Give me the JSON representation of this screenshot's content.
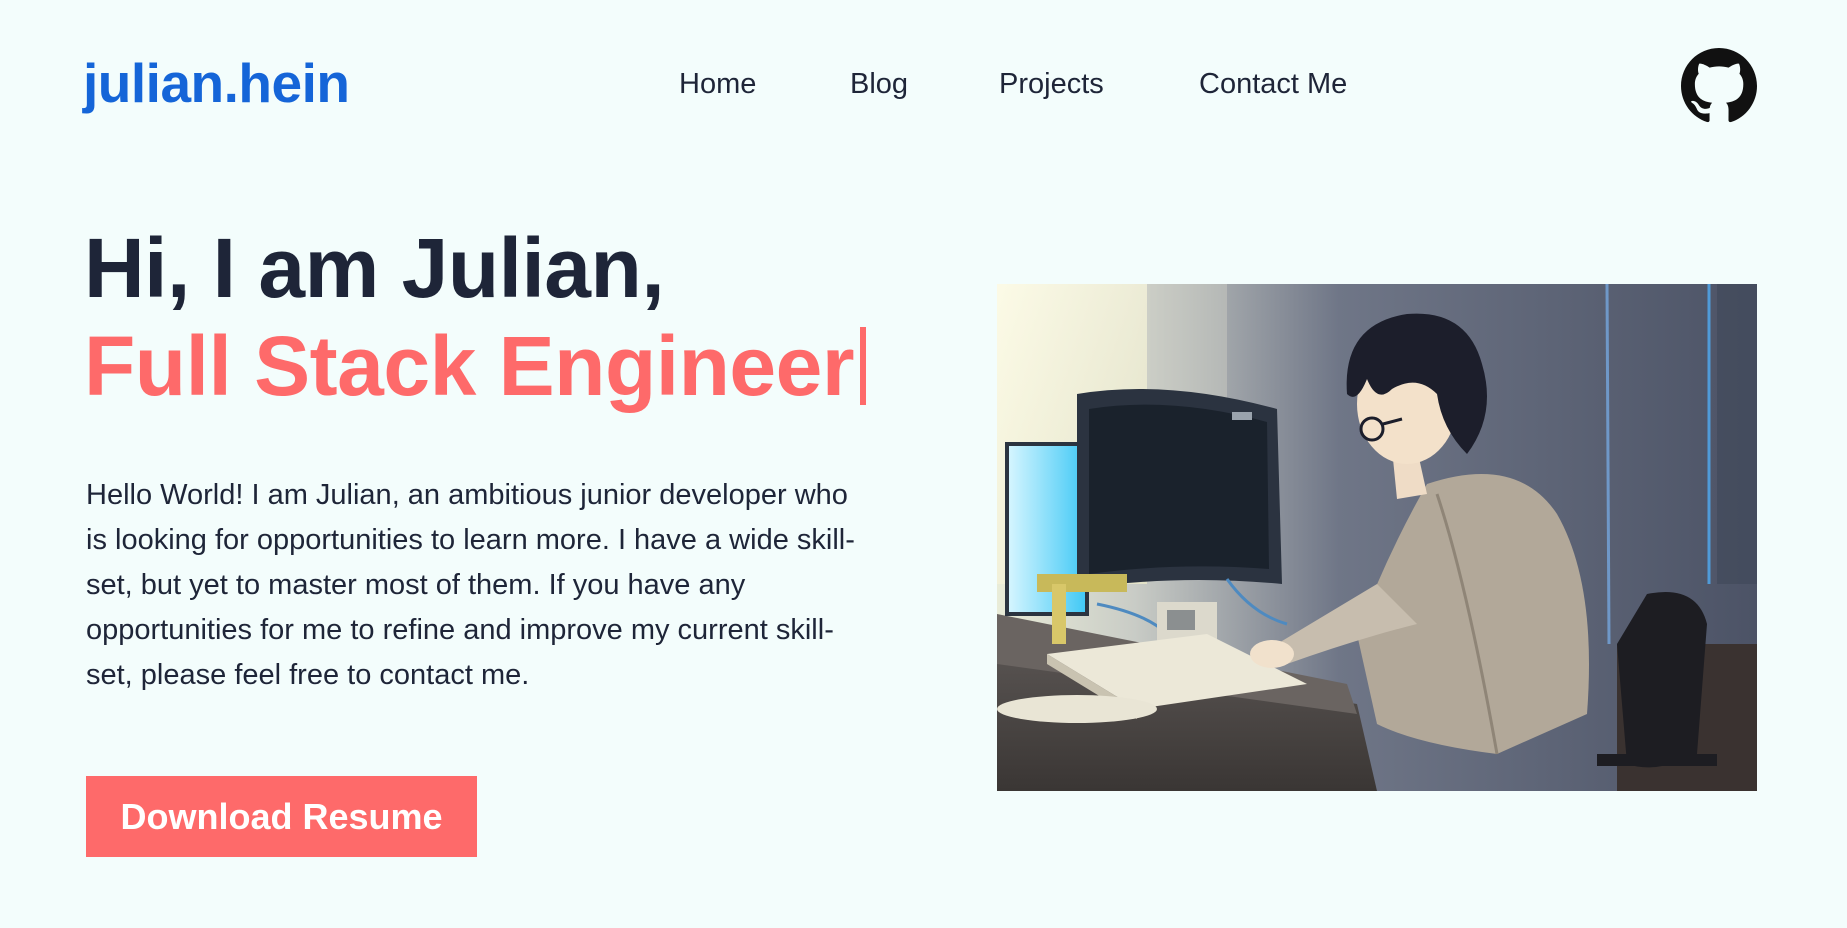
{
  "header": {
    "logo": "julian.hein",
    "nav": [
      {
        "label": "Home"
      },
      {
        "label": "Blog"
      },
      {
        "label": "Projects"
      },
      {
        "label": "Contact Me"
      }
    ],
    "github_icon": "github-icon"
  },
  "hero": {
    "greeting": "Hi, I am Julian,",
    "role": "Full Stack Engineer",
    "bio": "Hello World! I am Julian, an ambitious junior developer who is looking for opportunities to learn more. I have a wide skill-set, but yet to master most of them. If you have any opportunities for me to refine and improve my current skill-set, please feel free to contact me.",
    "cta_label": "Download Resume",
    "illustration": "anime-style developer typing at a computer desk"
  },
  "colors": {
    "background": "#f3fdfc",
    "brand": "#1565d8",
    "accent": "#fe6a6a",
    "text": "#1e2538"
  }
}
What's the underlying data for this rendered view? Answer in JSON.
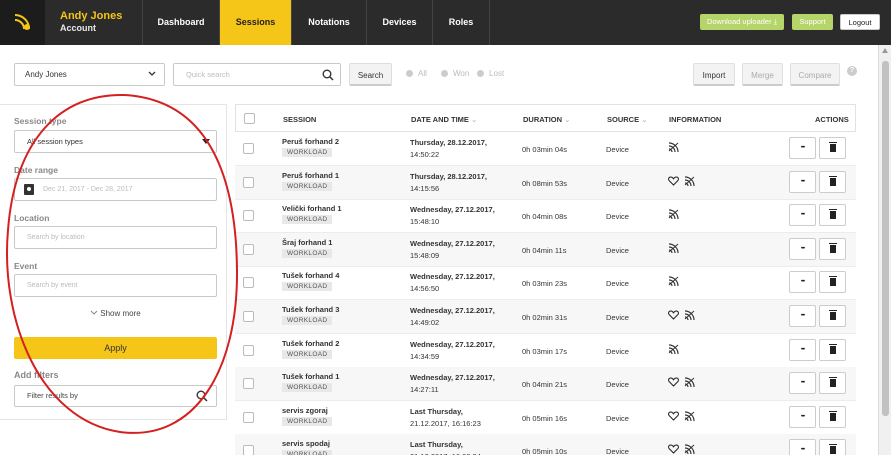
{
  "header": {
    "user_name": "Andy Jones",
    "user_sub": "Account",
    "tabs": [
      "Dashboard",
      "Sessions",
      "Notations",
      "Devices",
      "Roles"
    ],
    "active_tab": "Sessions",
    "download_label": "Download uploader",
    "support_label": "Support",
    "logout_label": "Logout",
    "accent_color": "#f5c518"
  },
  "search": {
    "user_select": "Andy Jones",
    "placeholder": "Quick search",
    "button": "Search",
    "radio": [
      "All",
      "Won",
      "Lost"
    ]
  },
  "actions": {
    "import": "Import",
    "merge": "Merge",
    "compare": "Compare",
    "help": "?"
  },
  "filters": {
    "session_type_label": "Session type",
    "session_type_value": "All session types",
    "date_label": "Date range",
    "date_value": "Dec 21, 2017 - Dec 28, 2017",
    "location_label": "Location",
    "location_placeholder": "Search by location",
    "event_label": "Event",
    "event_placeholder": "Search by event",
    "show_more": "Show more",
    "apply": "Apply",
    "add_filters": "Add filters",
    "filter_placeholder": "Filter results by"
  },
  "table": {
    "headers": {
      "session": "SESSION",
      "date": "DATE AND TIME",
      "duration": "DURATION",
      "source": "SOURCE",
      "information": "INFORMATION",
      "actions": "ACTIONS"
    },
    "rows": [
      {
        "name": "Peruš forhand 2",
        "tag": "WORKLOAD",
        "date": "Thursday, 28.12.2017,",
        "time": "14:50:22",
        "duration": "0h 03min 04s",
        "source": "Device",
        "heart": false
      },
      {
        "name": "Peruš forhand 1",
        "tag": "WORKLOAD",
        "date": "Thursday, 28.12.2017,",
        "time": "14:15:56",
        "duration": "0h 08min 53s",
        "source": "Device",
        "heart": true
      },
      {
        "name": "Velički forhand 1",
        "tag": "WORKLOAD",
        "date": "Wednesday, 27.12.2017,",
        "time": "15:48:10",
        "duration": "0h 04min 08s",
        "source": "Device",
        "heart": false
      },
      {
        "name": "Šraj forhand 1",
        "tag": "WORKLOAD",
        "date": "Wednesday, 27.12.2017,",
        "time": "15:48:09",
        "duration": "0h 04min 11s",
        "source": "Device",
        "heart": false
      },
      {
        "name": "Tušek forhand 4",
        "tag": "WORKLOAD",
        "date": "Wednesday, 27.12.2017,",
        "time": "14:56:50",
        "duration": "0h 03min 23s",
        "source": "Device",
        "heart": false
      },
      {
        "name": "Tušek forhand 3",
        "tag": "WORKLOAD",
        "date": "Wednesday, 27.12.2017,",
        "time": "14:49:02",
        "duration": "0h 02min 31s",
        "source": "Device",
        "heart": true
      },
      {
        "name": "Tušek forhand 2",
        "tag": "WORKLOAD",
        "date": "Wednesday, 27.12.2017,",
        "time": "14:34:59",
        "duration": "0h 03min 17s",
        "source": "Device",
        "heart": false
      },
      {
        "name": "Tušek forhand 1",
        "tag": "WORKLOAD",
        "date": "Wednesday, 27.12.2017,",
        "time": "14:27:11",
        "duration": "0h 04min 21s",
        "source": "Device",
        "heart": true
      },
      {
        "name": "servis zgoraj",
        "tag": "WORKLOAD",
        "date": "Last Thursday,",
        "time": "21.12.2017, 16:16:23",
        "duration": "0h 05min 16s",
        "source": "Device",
        "heart": true
      },
      {
        "name": "servis spodaj",
        "tag": "WORKLOAD",
        "date": "Last Thursday,",
        "time": "21.12.2017, 16:08:24",
        "duration": "0h 05min 10s",
        "source": "Device",
        "heart": true
      }
    ]
  }
}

-*-*-

__Written problem__
Repeat the records in full, exactly as they appear, without the pictures.

__Task solution__
Give me the JSON representation of this screenshot's content.
{
  "header": {
    "logo": "julian.hein",
    "nav": [
      {
        "label": "Home"
      },
      {
        "label": "Blog"
      },
      {
        "label": "Projects"
      },
      {
        "label": "Contact Me"
      }
    ],
    "github_icon": "github-icon"
  },
  "hero": {
    "greeting": "Hi, I am Julian,",
    "role": "Full Stack Engineer",
    "bio": "Hello World! I am Julian, an ambitious junior developer who is looking for opportunities to learn more. I have a wide skill-set, but yet to master most of them. If you have any opportunities for me to refine and improve my current skill-set, please feel free to contact me.",
    "cta_label": "Download Resume",
    "illustration": "anime-style developer typing at a computer desk"
  },
  "colors": {
    "background": "#f3fdfc",
    "brand": "#1565d8",
    "accent": "#fe6a6a",
    "text": "#1e2538"
  }
}
What's the underlying data for this rendered view? Answer in JSON.
{
  "header": {
    "user_name": "Andy Jones",
    "user_sub": "Account",
    "tabs": [
      "Dashboard",
      "Sessions",
      "Notations",
      "Devices",
      "Roles"
    ],
    "active_tab": "Sessions",
    "download_label": "Download uploader",
    "support_label": "Support",
    "logout_label": "Logout",
    "accent_color": "#f5c518"
  },
  "search": {
    "user_select": "Andy Jones",
    "placeholder": "Quick search",
    "button": "Search",
    "radio": [
      "All",
      "Won",
      "Lost"
    ]
  },
  "actions": {
    "import": "Import",
    "merge": "Merge",
    "compare": "Compare",
    "help": "?"
  },
  "filters": {
    "session_type_label": "Session type",
    "session_type_value": "All session types",
    "date_label": "Date range",
    "date_value": "Dec 21, 2017 - Dec 28, 2017",
    "location_label": "Location",
    "location_placeholder": "Search by location",
    "event_label": "Event",
    "event_placeholder": "Search by event",
    "show_more": "Show more",
    "apply": "Apply",
    "add_filters": "Add filters",
    "filter_placeholder": "Filter results by"
  },
  "table": {
    "headers": {
      "session": "SESSION",
      "date": "DATE AND TIME",
      "duration": "DURATION",
      "source": "SOURCE",
      "information": "INFORMATION",
      "actions": "ACTIONS"
    },
    "rows": [
      {
        "name": "Peruš forhand 2",
        "tag": "WORKLOAD",
        "date": "Thursday, 28.12.2017,",
        "time": "14:50:22",
        "duration": "0h 03min 04s",
        "source": "Device",
        "heart": false
      },
      {
        "name": "Peruš forhand 1",
        "tag": "WORKLOAD",
        "date": "Thursday, 28.12.2017,",
        "time": "14:15:56",
        "duration": "0h 08min 53s",
        "source": "Device",
        "heart": true
      },
      {
        "name": "Velički forhand 1",
        "tag": "WORKLOAD",
        "date": "Wednesday, 27.12.2017,",
        "time": "15:48:10",
        "duration": "0h 04min 08s",
        "source": "Device",
        "heart": false
      },
      {
        "name": "Šraj forhand 1",
        "tag": "WORKLOAD",
        "date": "Wednesday, 27.12.2017,",
        "time": "15:48:09",
        "duration": "0h 04min 11s",
        "source": "Device",
        "heart": false
      },
      {
        "name": "Tušek forhand 4",
        "tag": "WORKLOAD",
        "date": "Wednesday, 27.12.2017,",
        "time": "14:56:50",
        "duration": "0h 03min 23s",
        "source": "Device",
        "heart": false
      },
      {
        "name": "Tušek forhand 3",
        "tag": "WORKLOAD",
        "date": "Wednesday, 27.12.2017,",
        "time": "14:49:02",
        "duration": "0h 02min 31s",
        "source": "Device",
        "heart": true
      },
      {
        "name": "Tušek forhand 2",
        "tag": "WORKLOAD",
        "date": "Wednesday, 27.12.2017,",
        "time": "14:34:59",
        "duration": "0h 03min 17s",
        "source": "Device",
        "heart": false
      },
      {
        "name": "Tušek forhand 1",
        "tag": "WORKLOAD",
        "date": "Wednesday, 27.12.2017,",
        "time": "14:27:11",
        "duration": "0h 04min 21s",
        "source": "Device",
        "heart": true
      },
      {
        "name": "servis zgoraj",
        "tag": "WORKLOAD",
        "date": "Last Thursday,",
        "time": "21.12.2017, 16:16:23",
        "duration": "0h 05min 16s",
        "source": "Device",
        "heart": true
      },
      {
        "name": "servis spodaj",
        "tag": "WORKLOAD",
        "date": "Last Thursday,",
        "time": "21.12.2017, 16:08:24",
        "duration": "0h 05min 10s",
        "source": "Device",
        "heart": true
      }
    ]
  }
}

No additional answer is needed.